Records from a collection
:::::

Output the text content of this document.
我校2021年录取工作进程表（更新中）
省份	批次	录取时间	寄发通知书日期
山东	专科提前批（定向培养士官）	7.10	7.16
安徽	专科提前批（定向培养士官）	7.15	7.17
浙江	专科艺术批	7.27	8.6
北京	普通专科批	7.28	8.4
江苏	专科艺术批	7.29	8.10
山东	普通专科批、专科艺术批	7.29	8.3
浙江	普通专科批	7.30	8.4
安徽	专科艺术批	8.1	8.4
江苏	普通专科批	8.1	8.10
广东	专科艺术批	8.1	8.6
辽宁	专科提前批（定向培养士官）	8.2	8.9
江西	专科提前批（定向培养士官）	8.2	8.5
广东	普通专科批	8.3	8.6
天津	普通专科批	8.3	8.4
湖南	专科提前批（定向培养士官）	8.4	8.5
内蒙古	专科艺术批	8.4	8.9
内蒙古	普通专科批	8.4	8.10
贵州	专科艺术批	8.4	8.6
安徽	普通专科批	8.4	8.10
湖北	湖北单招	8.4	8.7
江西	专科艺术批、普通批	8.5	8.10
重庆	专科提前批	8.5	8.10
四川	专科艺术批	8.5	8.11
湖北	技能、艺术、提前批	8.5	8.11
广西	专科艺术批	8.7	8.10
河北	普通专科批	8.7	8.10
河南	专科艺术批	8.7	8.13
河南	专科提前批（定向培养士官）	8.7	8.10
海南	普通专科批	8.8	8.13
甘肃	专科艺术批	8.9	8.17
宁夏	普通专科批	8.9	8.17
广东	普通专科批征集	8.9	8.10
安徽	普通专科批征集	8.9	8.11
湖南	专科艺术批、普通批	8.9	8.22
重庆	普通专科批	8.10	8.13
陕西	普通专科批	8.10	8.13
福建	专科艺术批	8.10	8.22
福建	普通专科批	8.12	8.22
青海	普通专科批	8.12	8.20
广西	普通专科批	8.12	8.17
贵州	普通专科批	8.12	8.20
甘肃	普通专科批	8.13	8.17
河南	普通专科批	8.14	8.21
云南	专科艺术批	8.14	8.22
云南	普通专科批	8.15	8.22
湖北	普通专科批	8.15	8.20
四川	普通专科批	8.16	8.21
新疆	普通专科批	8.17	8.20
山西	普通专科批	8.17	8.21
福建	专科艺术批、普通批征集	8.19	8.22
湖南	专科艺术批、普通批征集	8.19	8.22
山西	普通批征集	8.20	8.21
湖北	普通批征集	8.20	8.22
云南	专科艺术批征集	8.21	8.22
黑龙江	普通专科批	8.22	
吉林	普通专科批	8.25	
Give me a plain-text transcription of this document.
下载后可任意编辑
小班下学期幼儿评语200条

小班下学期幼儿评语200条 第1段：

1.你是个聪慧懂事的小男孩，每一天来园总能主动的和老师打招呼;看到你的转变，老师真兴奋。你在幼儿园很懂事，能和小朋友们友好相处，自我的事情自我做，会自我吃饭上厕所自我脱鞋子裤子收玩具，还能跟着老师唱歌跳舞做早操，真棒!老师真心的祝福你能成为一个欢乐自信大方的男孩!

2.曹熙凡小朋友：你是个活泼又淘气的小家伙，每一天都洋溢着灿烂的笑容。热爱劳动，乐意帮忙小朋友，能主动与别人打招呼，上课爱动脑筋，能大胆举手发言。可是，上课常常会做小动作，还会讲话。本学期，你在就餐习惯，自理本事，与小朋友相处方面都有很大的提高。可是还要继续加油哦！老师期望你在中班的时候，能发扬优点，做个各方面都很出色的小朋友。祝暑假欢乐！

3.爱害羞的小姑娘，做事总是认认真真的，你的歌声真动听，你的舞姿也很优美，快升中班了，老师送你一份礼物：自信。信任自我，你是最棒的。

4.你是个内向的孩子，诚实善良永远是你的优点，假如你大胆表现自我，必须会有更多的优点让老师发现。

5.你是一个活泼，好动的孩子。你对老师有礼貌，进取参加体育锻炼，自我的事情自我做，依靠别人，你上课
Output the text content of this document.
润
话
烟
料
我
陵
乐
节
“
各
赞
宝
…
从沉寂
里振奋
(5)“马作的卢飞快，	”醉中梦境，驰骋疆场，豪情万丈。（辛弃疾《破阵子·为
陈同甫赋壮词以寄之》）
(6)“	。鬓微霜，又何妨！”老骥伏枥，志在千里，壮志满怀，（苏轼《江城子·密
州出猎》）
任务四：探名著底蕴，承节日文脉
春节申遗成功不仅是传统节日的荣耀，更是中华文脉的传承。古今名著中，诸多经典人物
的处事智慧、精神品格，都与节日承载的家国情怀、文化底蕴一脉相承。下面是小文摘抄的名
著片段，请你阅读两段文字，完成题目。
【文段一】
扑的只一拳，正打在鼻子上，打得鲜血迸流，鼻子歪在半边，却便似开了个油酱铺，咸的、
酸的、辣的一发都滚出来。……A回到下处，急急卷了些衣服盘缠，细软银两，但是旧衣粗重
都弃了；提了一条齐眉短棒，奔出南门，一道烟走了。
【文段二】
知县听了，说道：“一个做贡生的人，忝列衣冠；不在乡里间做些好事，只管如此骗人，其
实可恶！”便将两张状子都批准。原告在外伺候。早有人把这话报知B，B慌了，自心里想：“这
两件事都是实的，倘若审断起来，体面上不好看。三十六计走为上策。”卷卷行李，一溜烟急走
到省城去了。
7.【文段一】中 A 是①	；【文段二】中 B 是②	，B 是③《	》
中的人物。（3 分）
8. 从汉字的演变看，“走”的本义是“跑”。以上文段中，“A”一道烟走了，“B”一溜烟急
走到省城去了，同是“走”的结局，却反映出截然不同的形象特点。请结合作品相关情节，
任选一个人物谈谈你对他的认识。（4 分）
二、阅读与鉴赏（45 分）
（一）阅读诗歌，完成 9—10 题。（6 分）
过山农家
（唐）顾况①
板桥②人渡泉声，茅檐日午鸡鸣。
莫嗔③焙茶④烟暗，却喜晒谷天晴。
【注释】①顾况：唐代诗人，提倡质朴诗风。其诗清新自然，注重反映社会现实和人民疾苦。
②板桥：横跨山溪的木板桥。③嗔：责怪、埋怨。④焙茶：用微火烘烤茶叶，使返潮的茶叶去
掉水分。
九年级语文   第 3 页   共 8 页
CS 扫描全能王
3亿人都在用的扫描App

:::::

» What to do
Gather each line from the entries above that includes the word "普通批征集".

» Answer in full
福建	专科艺术批、普通批征集	8.19	8.22
湖南	专科艺术批、普通批征集	8.19	8.22
山西	普通批征集	8.20	8.21
湖北	普通批征集	8.20	8.22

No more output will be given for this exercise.